→ **Task brief**: Search the data for the word "JSON". Reproduce every line where it is found.

→ **Records for processing**:
· · · · ·

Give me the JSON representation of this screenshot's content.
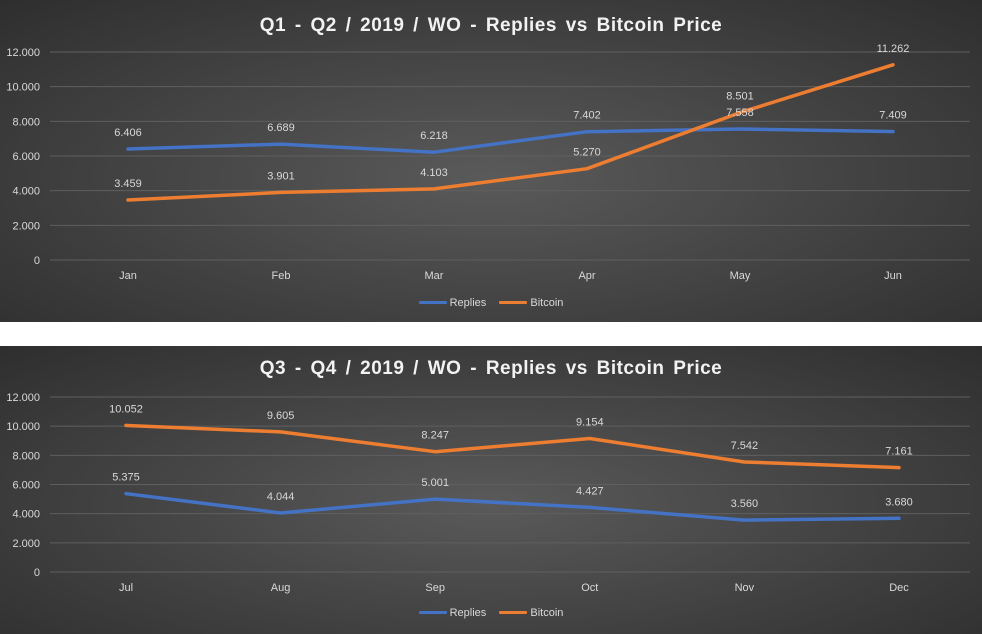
{
  "colors": {
    "replies": "#4472c4",
    "bitcoin": "#ed7d31",
    "gridline": "#5f5f5f",
    "axis_text": "#d9d9d9"
  },
  "chart_data": [
    {
      "type": "line",
      "title": "Q1 - Q2 / 2019 / WO - Replies vs Bitcoin  Price",
      "categories": [
        "Jan",
        "Feb",
        "Mar",
        "Apr",
        "May",
        "Jun"
      ],
      "ylim": [
        0,
        12000
      ],
      "yticks": [
        "0",
        "2.000",
        "4.000",
        "6.000",
        "8.000",
        "10.000",
        "12.000"
      ],
      "grid": true,
      "legend_position": "bottom",
      "series": [
        {
          "name": "Replies",
          "values": [
            6406,
            6689,
            6218,
            7402,
            7558,
            7409
          ],
          "labels": [
            "6.406",
            "6.689",
            "6.218",
            "7.402",
            "7.558",
            "7.409"
          ]
        },
        {
          "name": "Bitcoin",
          "values": [
            3459,
            3901,
            4103,
            5270,
            8501,
            11262
          ],
          "labels": [
            "3.459",
            "3.901",
            "4.103",
            "5.270",
            "8.501",
            "11.262"
          ]
        }
      ]
    },
    {
      "type": "line",
      "title": "Q3 - Q4 / 2019 / WO - Replies vs Bitcoin  Price",
      "categories": [
        "Jul",
        "Aug",
        "Sep",
        "Oct",
        "Nov",
        "Dec"
      ],
      "ylim": [
        0,
        12000
      ],
      "yticks": [
        "0",
        "2.000",
        "4.000",
        "6.000",
        "8.000",
        "10.000",
        "12.000"
      ],
      "grid": true,
      "legend_position": "bottom",
      "series": [
        {
          "name": "Replies",
          "values": [
            5375,
            4044,
            5001,
            4427,
            3560,
            3680
          ],
          "labels": [
            "5.375",
            "4.044",
            "5.001",
            "4.427",
            "3.560",
            "3.680"
          ]
        },
        {
          "name": "Bitcoin",
          "values": [
            10052,
            9605,
            8247,
            9154,
            7542,
            7161
          ],
          "labels": [
            "10.052",
            "9.605",
            "8.247",
            "9.154",
            "7.542",
            "7.161"
          ]
        }
      ]
    }
  ]
}
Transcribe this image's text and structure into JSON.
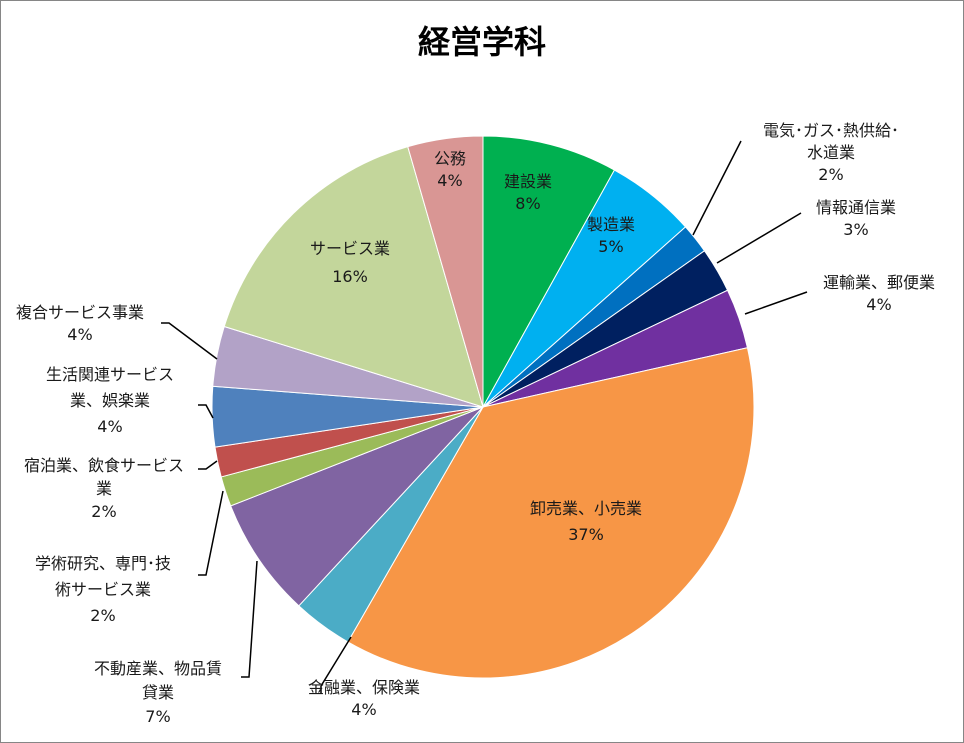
{
  "chart_data": {
    "type": "pie",
    "title": "経営学科",
    "start": "top",
    "direction": "clockwise",
    "slices": [
      {
        "label": [
          "建設業"
        ],
        "pct": "8%",
        "value": 8.1,
        "color": "#00b050"
      },
      {
        "label": [
          "製造業"
        ],
        "pct": "5%",
        "value": 5.4,
        "color": "#00b0f0"
      },
      {
        "label": [
          "電気･ガス･熱供給･",
          "水道業"
        ],
        "pct": "2%",
        "value": 1.8,
        "color": "#0070c0"
      },
      {
        "label": [
          "情報通信業"
        ],
        "pct": "3%",
        "value": 2.7,
        "color": "#002060"
      },
      {
        "label": [
          "運輸業、郵便業"
        ],
        "pct": "4%",
        "value": 3.6,
        "color": "#7030a0"
      },
      {
        "label": [
          "卸売業、小売業"
        ],
        "pct": "37%",
        "value": 37.0,
        "color": "#f79646"
      },
      {
        "label": [
          "金融業、保険業"
        ],
        "pct": "4%",
        "value": 3.6,
        "color": "#4bacc6"
      },
      {
        "label": [
          "不動産業、物品賃",
          "貸業"
        ],
        "pct": "7%",
        "value": 7.2,
        "color": "#8064a2"
      },
      {
        "label": [
          "学術研究、専門･技",
          "術サービス業"
        ],
        "pct": "2%",
        "value": 1.8,
        "color": "#9bbb59"
      },
      {
        "label": [
          "宿泊業、飲食サービス",
          "業"
        ],
        "pct": "2%",
        "value": 1.8,
        "color": "#c0504d"
      },
      {
        "label": [
          "生活関連サービス",
          "業、娯楽業"
        ],
        "pct": "4%",
        "value": 3.6,
        "color": "#4f81bd"
      },
      {
        "label": [
          "複合サービス事業"
        ],
        "pct": "4%",
        "value": 3.6,
        "color": "#b2a2c7"
      },
      {
        "label": [
          "サービス業"
        ],
        "pct": "16%",
        "value": 15.8,
        "color": "#c3d69b"
      },
      {
        "label": [
          "公務"
        ],
        "pct": "4%",
        "value": 4.5,
        "color": "#d99694"
      }
    ]
  }
}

· · · · ·

→ **Response for this exercise**:
Give me the JSON representation of this screenshot's content.
Transcribe this image's text and structure into JSON.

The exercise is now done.